## Start Input records

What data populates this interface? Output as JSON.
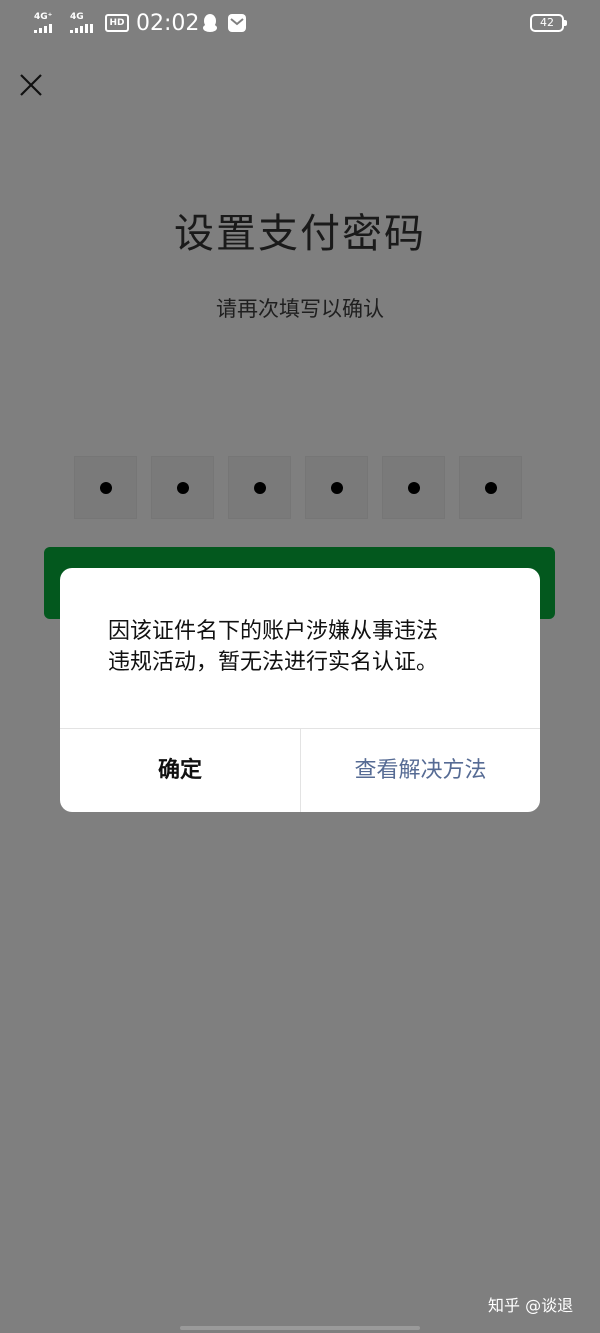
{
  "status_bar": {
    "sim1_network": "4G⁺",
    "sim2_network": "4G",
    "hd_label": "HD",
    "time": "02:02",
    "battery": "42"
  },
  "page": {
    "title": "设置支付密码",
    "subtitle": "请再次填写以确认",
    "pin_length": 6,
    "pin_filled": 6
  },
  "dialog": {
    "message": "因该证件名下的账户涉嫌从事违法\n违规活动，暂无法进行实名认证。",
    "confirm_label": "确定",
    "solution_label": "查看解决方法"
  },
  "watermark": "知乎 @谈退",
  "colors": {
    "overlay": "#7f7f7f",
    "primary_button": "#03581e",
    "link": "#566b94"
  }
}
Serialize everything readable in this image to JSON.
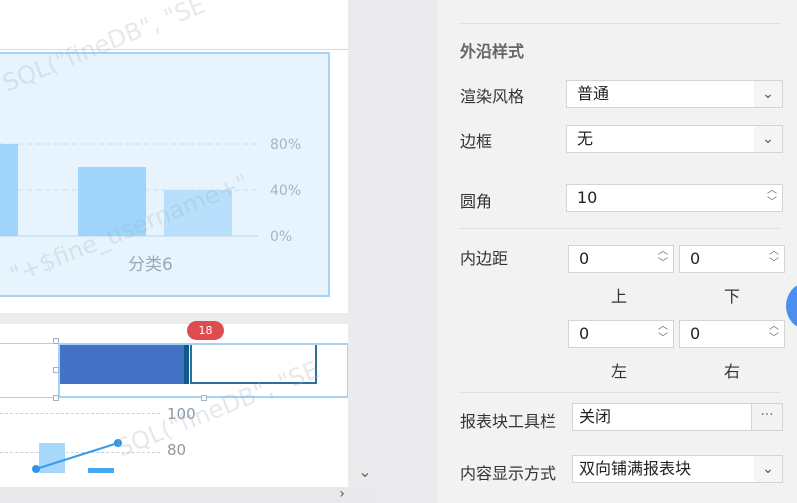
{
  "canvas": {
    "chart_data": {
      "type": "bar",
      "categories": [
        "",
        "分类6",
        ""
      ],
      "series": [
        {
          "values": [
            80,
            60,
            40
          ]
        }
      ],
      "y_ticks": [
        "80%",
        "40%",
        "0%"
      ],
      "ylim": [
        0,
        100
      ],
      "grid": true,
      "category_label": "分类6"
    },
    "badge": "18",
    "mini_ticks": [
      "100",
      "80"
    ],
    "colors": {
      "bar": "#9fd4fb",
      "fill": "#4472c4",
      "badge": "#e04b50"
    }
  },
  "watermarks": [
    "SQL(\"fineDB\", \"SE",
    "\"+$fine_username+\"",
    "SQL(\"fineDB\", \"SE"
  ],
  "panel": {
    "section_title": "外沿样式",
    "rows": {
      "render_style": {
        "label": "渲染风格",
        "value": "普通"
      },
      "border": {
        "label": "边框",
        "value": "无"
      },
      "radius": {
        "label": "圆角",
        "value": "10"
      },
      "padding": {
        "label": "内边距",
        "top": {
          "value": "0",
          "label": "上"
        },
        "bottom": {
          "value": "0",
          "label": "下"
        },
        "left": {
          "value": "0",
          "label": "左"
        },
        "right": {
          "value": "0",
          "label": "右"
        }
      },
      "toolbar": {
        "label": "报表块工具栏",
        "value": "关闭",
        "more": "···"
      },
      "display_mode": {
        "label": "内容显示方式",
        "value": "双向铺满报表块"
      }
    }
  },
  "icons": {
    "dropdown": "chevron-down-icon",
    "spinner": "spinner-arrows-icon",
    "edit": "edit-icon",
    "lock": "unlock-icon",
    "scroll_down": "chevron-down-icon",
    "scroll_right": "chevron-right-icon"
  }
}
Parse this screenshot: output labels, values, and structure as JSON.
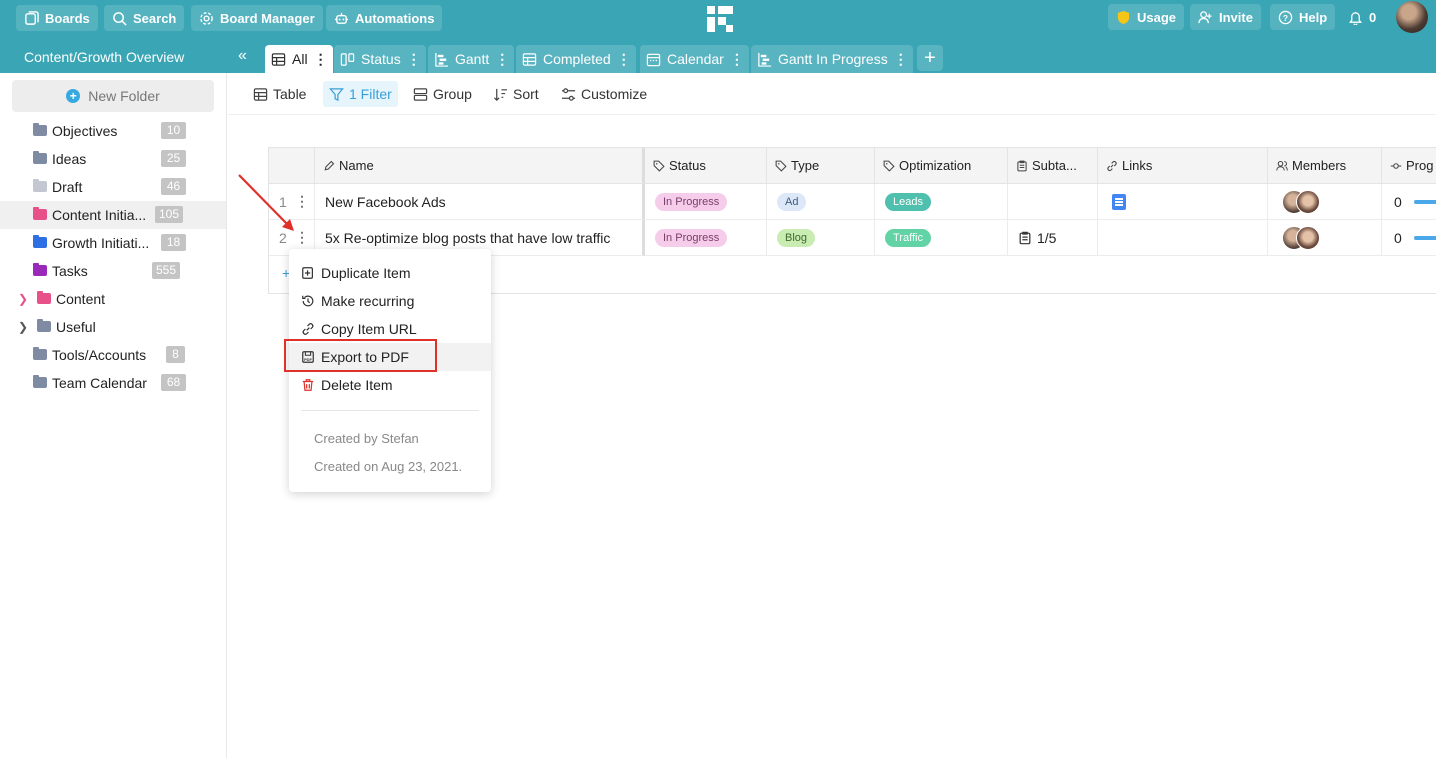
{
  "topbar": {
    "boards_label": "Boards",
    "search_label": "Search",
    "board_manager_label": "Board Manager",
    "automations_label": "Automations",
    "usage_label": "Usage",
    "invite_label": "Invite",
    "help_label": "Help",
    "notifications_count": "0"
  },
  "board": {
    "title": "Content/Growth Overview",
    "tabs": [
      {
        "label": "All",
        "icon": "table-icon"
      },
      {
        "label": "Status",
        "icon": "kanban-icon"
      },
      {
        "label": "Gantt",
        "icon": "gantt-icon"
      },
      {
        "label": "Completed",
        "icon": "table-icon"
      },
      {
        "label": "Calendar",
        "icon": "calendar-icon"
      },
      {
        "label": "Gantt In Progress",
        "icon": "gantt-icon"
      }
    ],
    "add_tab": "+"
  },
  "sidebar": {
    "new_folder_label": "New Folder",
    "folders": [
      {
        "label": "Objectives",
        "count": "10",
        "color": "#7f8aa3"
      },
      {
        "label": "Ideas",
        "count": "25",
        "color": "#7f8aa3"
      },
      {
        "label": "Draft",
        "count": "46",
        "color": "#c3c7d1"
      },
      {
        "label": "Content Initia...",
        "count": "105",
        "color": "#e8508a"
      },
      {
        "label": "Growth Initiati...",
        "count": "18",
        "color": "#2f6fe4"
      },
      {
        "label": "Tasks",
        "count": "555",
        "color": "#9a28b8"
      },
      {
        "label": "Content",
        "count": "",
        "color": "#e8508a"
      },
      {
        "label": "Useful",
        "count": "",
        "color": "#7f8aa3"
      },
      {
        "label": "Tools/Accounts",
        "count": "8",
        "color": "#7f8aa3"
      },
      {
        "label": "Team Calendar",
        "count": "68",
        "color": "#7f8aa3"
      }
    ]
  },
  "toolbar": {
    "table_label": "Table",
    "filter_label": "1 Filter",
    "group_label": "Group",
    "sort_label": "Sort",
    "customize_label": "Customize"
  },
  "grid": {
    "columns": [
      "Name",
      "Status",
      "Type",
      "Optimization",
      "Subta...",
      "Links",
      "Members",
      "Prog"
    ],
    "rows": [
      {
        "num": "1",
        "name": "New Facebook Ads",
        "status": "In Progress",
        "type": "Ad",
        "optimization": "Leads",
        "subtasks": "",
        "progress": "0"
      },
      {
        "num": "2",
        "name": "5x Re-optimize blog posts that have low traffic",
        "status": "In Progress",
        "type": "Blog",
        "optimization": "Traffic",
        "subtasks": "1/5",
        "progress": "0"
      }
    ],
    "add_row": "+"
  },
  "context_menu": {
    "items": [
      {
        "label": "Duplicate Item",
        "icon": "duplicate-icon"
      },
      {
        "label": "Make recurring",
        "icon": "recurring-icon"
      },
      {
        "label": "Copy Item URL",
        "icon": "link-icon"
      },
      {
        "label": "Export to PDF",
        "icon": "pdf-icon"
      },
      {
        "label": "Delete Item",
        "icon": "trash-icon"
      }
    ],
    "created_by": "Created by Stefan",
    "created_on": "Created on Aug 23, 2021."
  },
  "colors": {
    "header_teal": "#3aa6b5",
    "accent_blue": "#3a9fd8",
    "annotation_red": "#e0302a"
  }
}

## End Input records

◆ Exercise instructions
Write the material out again exactly as it appears, dropping the pictures.

◆ Answer for this exercise
What data populates this interface? Output as JSON.
{
  "status_bar": {
    "sim1_network": "4G⁺",
    "sim2_network": "4G",
    "hd_label": "HD",
    "time": "02:02",
    "battery": "42"
  },
  "page": {
    "title": "设置支付密码",
    "subtitle": "请再次填写以确认",
    "pin_length": 6,
    "pin_filled": 6
  },
  "dialog": {
    "message": "因该证件名下的账户涉嫌从事违法\n违规活动，暂无法进行实名认证。",
    "confirm_label": "确定",
    "solution_label": "查看解决方法"
  },
  "watermark": "知乎 @谈退",
  "colors": {
    "overlay": "#7f7f7f",
    "primary_button": "#03581e",
    "link": "#566b94"
  }
}
Serialize everything readable in this image to JSON.
{
  "canvas": {
    "chart_data": {
      "type": "bar",
      "categories": [
        "",
        "分类6",
        ""
      ],
      "series": [
        {
          "values": [
            80,
            60,
            40
          ]
        }
      ],
      "y_ticks": [
        "80%",
        "40%",
        "0%"
      ],
      "ylim": [
        0,
        100
      ],
      "grid": true,
      "category_label": "分类6"
    },
    "badge": "18",
    "mini_ticks": [
      "100",
      "80"
    ],
    "colors": {
      "bar": "#9fd4fb",
      "fill": "#4472c4",
      "badge": "#e04b50"
    }
  },
  "watermarks": [
    "SQL(\"fineDB\", \"SE",
    "\"+$fine_username+\"",
    "SQL(\"fineDB\", \"SE"
  ],
  "panel": {
    "section_title": "外沿样式",
    "rows": {
      "render_style": {
        "label": "渲染风格",
        "value": "普通"
      },
      "border": {
        "label": "边框",
        "value": "无"
      },
      "radius": {
        "label": "圆角",
        "value": "10"
      },
      "padding": {
        "label": "内边距",
        "top": {
          "value": "0",
          "label": "上"
        },
        "bottom": {
          "value": "0",
          "label": "下"
        },
        "left": {
          "value": "0",
          "label": "左"
        },
        "right": {
          "value": "0",
          "label": "右"
        }
      },
      "toolbar": {
        "label": "报表块工具栏",
        "value": "关闭",
        "more": "···"
      },
      "display_mode": {
        "label": "内容显示方式",
        "value": "双向铺满报表块"
      }
    }
  },
  "icons": {
    "dropdown": "chevron-down-icon",
    "spinner": "spinner-arrows-icon",
    "edit": "edit-icon",
    "lock": "unlock-icon",
    "scroll_down": "chevron-down-icon",
    "scroll_right": "chevron-right-icon"
  }
}
Parse this screenshot: output labels, values, and structure as JSON.
{
  "topbar": {
    "boards_label": "Boards",
    "search_label": "Search",
    "board_manager_label": "Board Manager",
    "automations_label": "Automations",
    "usage_label": "Usage",
    "invite_label": "Invite",
    "help_label": "Help",
    "notifications_count": "0"
  },
  "board": {
    "title": "Content/Growth Overview",
    "tabs": [
      {
        "label": "All",
        "icon": "table-icon"
      },
      {
        "label": "Status",
        "icon": "kanban-icon"
      },
      {
        "label": "Gantt",
        "icon": "gantt-icon"
      },
      {
        "label": "Completed",
        "icon": "table-icon"
      },
      {
        "label": "Calendar",
        "icon": "calendar-icon"
      },
      {
        "label": "Gantt In Progress",
        "icon": "gantt-icon"
      }
    ],
    "add_tab": "+"
  },
  "sidebar": {
    "new_folder_label": "New Folder",
    "folders": [
      {
        "label": "Objectives",
        "count": "10",
        "color": "#7f8aa3"
      },
      {
        "label": "Ideas",
        "count": "25",
        "color": "#7f8aa3"
      },
      {
        "label": "Draft",
        "count": "46",
        "color": "#c3c7d1"
      },
      {
        "label": "Content Initia...",
        "count": "105",
        "color": "#e8508a"
      },
      {
        "label": "Growth Initiati...",
        "count": "18",
        "color": "#2f6fe4"
      },
      {
        "label": "Tasks",
        "count": "555",
        "color": "#9a28b8"
      },
      {
        "label": "Content",
        "count": "",
        "color": "#e8508a"
      },
      {
        "label": "Useful",
        "count": "",
        "color": "#7f8aa3"
      },
      {
        "label": "Tools/Accounts",
        "count": "8",
        "color": "#7f8aa3"
      },
      {
        "label": "Team Calendar",
        "count": "68",
        "color": "#7f8aa3"
      }
    ]
  },
  "toolbar": {
    "table_label": "Table",
    "filter_label": "1 Filter",
    "group_label": "Group",
    "sort_label": "Sort",
    "customize_label": "Customize"
  },
  "grid": {
    "columns": [
      "Name",
      "Status",
      "Type",
      "Optimization",
      "Subta...",
      "Links",
      "Members",
      "Prog"
    ],
    "rows": [
      {
        "num": "1",
        "name": "New Facebook Ads",
        "status": "In Progress",
        "type": "Ad",
        "optimization": "Leads",
        "subtasks": "",
        "progress": "0"
      },
      {
        "num": "2",
        "name": "5x Re-optimize blog posts that have low traffic",
        "status": "In Progress",
        "type": "Blog",
        "optimization": "Traffic",
        "subtasks": "1/5",
        "progress": "0"
      }
    ],
    "add_row": "+"
  },
  "context_menu": {
    "items": [
      {
        "label": "Duplicate Item",
        "icon": "duplicate-icon"
      },
      {
        "label": "Make recurring",
        "icon": "recurring-icon"
      },
      {
        "label": "Copy Item URL",
        "icon": "link-icon"
      },
      {
        "label": "Export to PDF",
        "icon": "pdf-icon"
      },
      {
        "label": "Delete Item",
        "icon": "trash-icon"
      }
    ],
    "created_by": "Created by Stefan",
    "created_on": "Created on Aug 23, 2021."
  },
  "colors": {
    "header_teal": "#3aa6b5",
    "accent_blue": "#3a9fd8",
    "annotation_red": "#e0302a"
  }
}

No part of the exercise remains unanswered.